--- begin EXTRACTED INFORMATION ---

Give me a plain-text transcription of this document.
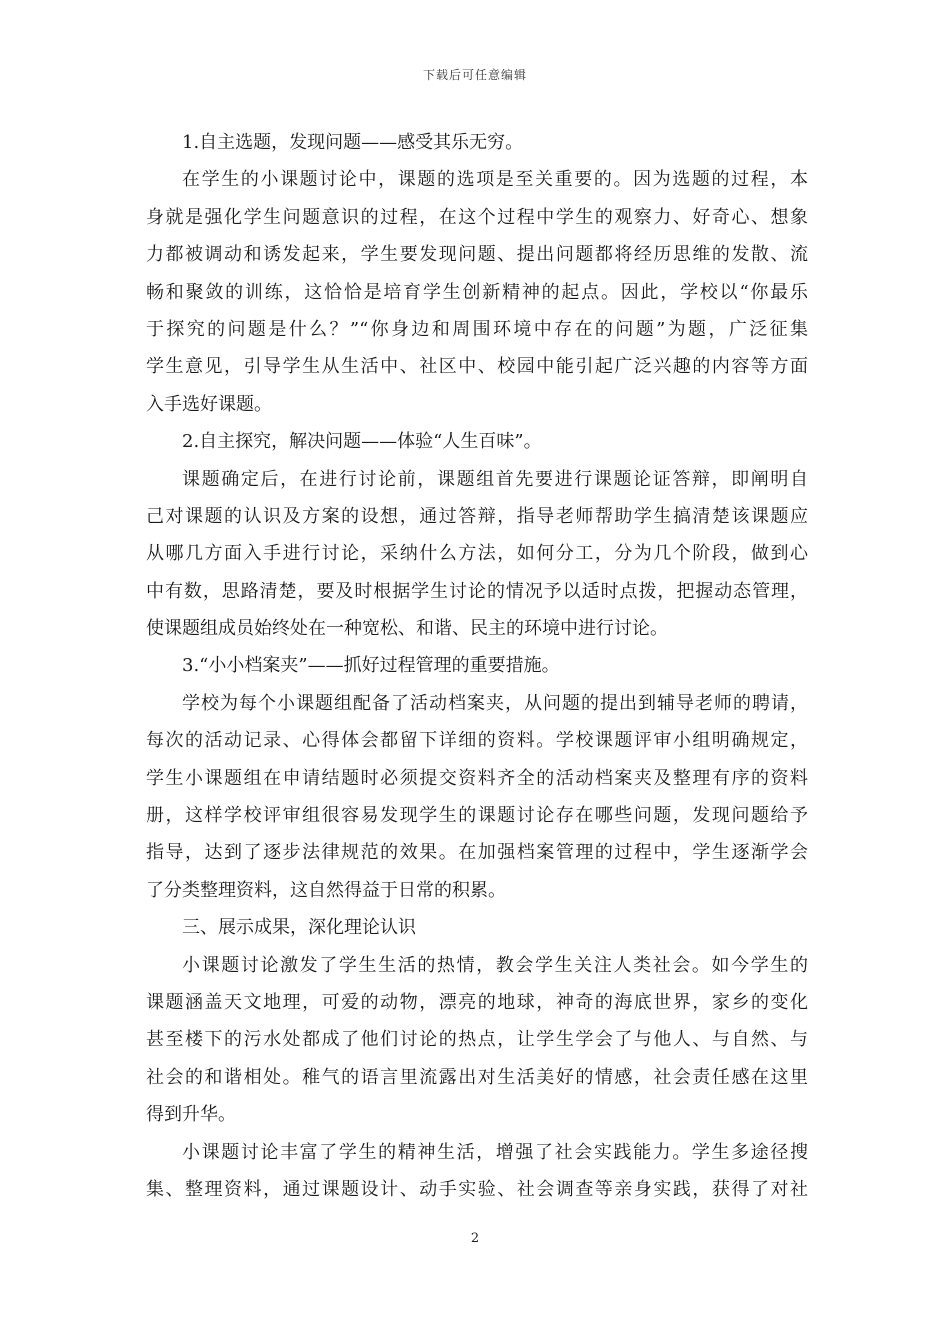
下载后可任意编辑
1.自主选题，发现问题——感受其乐无穷。
在学生的小课题讨论中，课题的选项是至关重要的。因为选题的过程，本
身就是强化学生问题意识的过程，在这个过程中学生的观察力、好奇心、想象
力都被调动和诱发起来，学生要发现问题、提出问题都将经历思维的发散、流
畅和聚敛的训练，这恰恰是培育学生创新精神的起点。因此，学校以“你最乐
于探究的问题是什么？”“你身边和周围环境中存在的问题”为题，广泛征集
学生意见，引导学生从生活中、社区中、校园中能引起广泛兴趣的内容等方面
入手选好课题。
2.自主探究，解决问题——体验“人生百味”。
课题确定后，在进行讨论前，课题组首先要进行课题论证答辩，即阐明自
己对课题的认识及方案的设想，通过答辩，指导老师帮助学生搞清楚该课题应
从哪几方面入手进行讨论，采纳什么方法，如何分工，分为几个阶段，做到心
中有数，思路清楚，要及时根据学生讨论的情况予以适时点拨，把握动态管理，
使课题组成员始终处在一种宽松、和谐、民主的环境中进行讨论。
3.“小小档案夹”——抓好过程管理的重要措施。
学校为每个小课题组配备了活动档案夹，从问题的提出到辅导老师的聘请，
每次的活动记录、心得体会都留下详细的资料。学校课题评审小组明确规定，
学生小课题组在申请结题时必须提交资料齐全的活动档案夹及整理有序的资料
册，这样学校评审组很容易发现学生的课题讨论存在哪些问题，发现问题给予
指导，达到了逐步法律规范的效果。在加强档案管理的过程中，学生逐渐学会
了分类整理资料，这自然得益于日常的积累。
三、展示成果，深化理论认识
小课题讨论激发了学生生活的热情，教会学生关注人类社会。如今学生的
课题涵盖天文地理，可爱的动物，漂亮的地球，神奇的海底世界，家乡的变化
甚至楼下的污水处都成了他们讨论的热点，让学生学会了与他人、与自然、与
社会的和谐相处。稚气的语言里流露出对生活美好的情感，社会责任感在这里
得到升华。
小课题讨论丰富了学生的精神生活，增强了社会实践能力。学生多途径搜
集、整理资料，通过课题设计、动手实验、社会调查等亲身实践，获得了对社
2
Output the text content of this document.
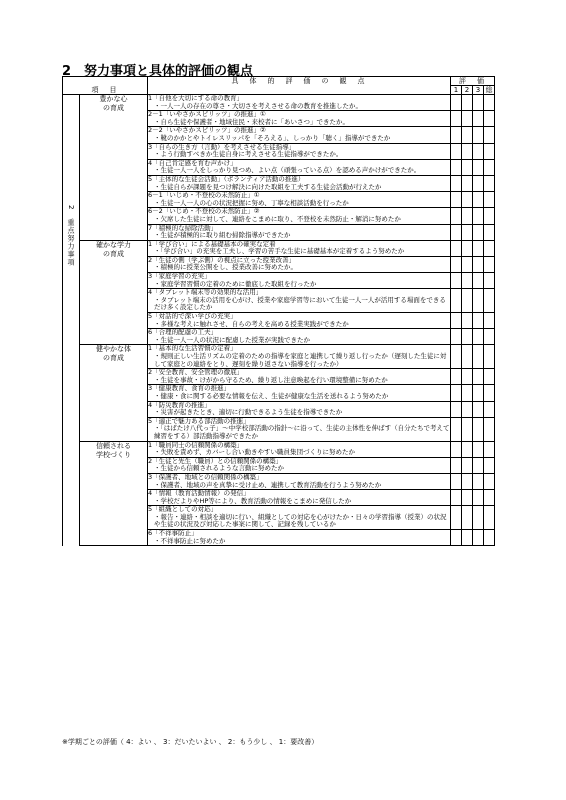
2　努力事項と具体的評価の観点
項　目		具　体　的　評　価　の　観　点	評　価			
			1	2	3	総
2　重点努力事項	豊かな心
の育成	1「自他を大切にする命の教育」
・一人一人の存在の尊さ・大切さを考えさせる命の教育を推進したか。				

		2－1「いやさかスピリッツ」の推進」①
・自ら生徒や保護者・地域住民・来校者に「あいさつ」できたか。				

		2－2「いやさかスピリッツ」の推進」②
・靴のかかとやトイレスリッパを「そろえる」、しっかり「聴く」指導ができたか				

		3「自らの生き方（言動）を考えさせる生徒指導」
・よう行動すべきか生徒自身に考えさせる生徒指導ができたか。				

		4「自己肯定感を育む声かけ」
・生徒一人一人をしっかり見つめ、よい点（頑張っている点）を認める声かけができたか。				

		5「主体的な生徒会活動」（ボランティア活動の推進）
・生徒自らが課題を見つけ解決に向けた取組を工夫する生徒会活動が行えたか				

		6－1「いじめ・不登校の未然防止」①
・生徒一人一人の心の状況把握に努め、丁寧な相談活動を行ったか				

		6－2「いじめ・不登校の未然防止」②
・欠席した生徒に対して、連絡をこまめに取り、不登校を未然防止・解消に努めたか				

		7「積極的な掃除活動」
・生徒が積極的に取り組む掃除指導ができたか				

	確かな学力
の育成	1「学び合い」による基礎基本の確実な定着
・「学び合い」の充実を工夫し、学習の苦手な生徒に基礎基本が定着するよう努めたか				

		2「生徒の側（学ぶ側）の視点に立った授業改善」
・積極的に授業公開をし、授業改善に努めたか。				

		3「家庭学習の充実」
・家庭学習習慣の定着のために徹底した取組を行ったか				

		4「タブレット端末等の効果的な活用」
・タブレット端末の活用を心がけ、授業や家庭学習等において生徒一人一人が活用する場面をできるだけ多く設定したか				

		5「対話的で深い学びの充実」
・多様な考えに触れさせ、自らの考えを高める授業実践ができたか				

		6「合理的配慮の工夫」
・生徒一人一人の状況に配慮した授業が実践できたか				

	健やかな体
の育成	1「基本的な生活習慣の定着」
・規則正しい生活リズムの定着のための指導を家庭と連携して繰り返し行ったか（遅刻した生徒に対して家庭との連絡をとり、遅刻を繰り返さない指導を行ったか）				

		2「安全教育、安全管理の徹底」
・生徒を事故・けがから守るため、繰り返し注意喚起を行い環境整備に努めたか				

		3「健康教育、食育の推進」
・健康・食に関する必要な情報を伝え、生徒が健康な生活を送れるよう努めたか				

		4「防災教育の推進」
・災害が起きたとき、適切に行動できるよう生徒を指導できたか				

		5「適正で魅力ある部活動の推進」
・「はばたけ八代っ子」～中学校部活動の指針～に沿って、生徒の主体性を伸ばす（自分たちで考えて練習をする）部活動指導ができたか				

	信頼される
学校づくり	1「職員同士の信頼関係の構築」
・失敗を責めず、カバーし合い動きやすい職員集団づくりに努めたか				

		2「生徒と先生（職員）との信頼関係の構築」
・生徒から信頼されるような言動に努めたか				

		3「保護者、地域との信頼関係の構築」
・保護者、地域の声を真摯に受け止め、連携して教育活動を行うよう努めたか				

		4「情報（教育活動情報）の発信」
・学校だよりやHP等により、教育活動の情報をこまめに発信したか				

		5「組織としての対応」
・報告・連絡・相談を適切に行い、組織としての対応を心がけたか・日々の学習指導（授業）の状況や生徒の状況及び対応した事案に関して、記録を残しているか				

		6「不祥事防止」
・不祥事防止に努めたか				

※学期ごとの評価（ 4：よい 、 3：だいたいよい 、 2：もう少し 、 1：要改善）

--- end EXTRACTED INFORMATION ---

### WRITTEN INSTRUCTION
Copy each line of the listing that contains the string "text".

### TASK OUTPUT
Give me a plain-text transcription of this document.
Output the text content of this document.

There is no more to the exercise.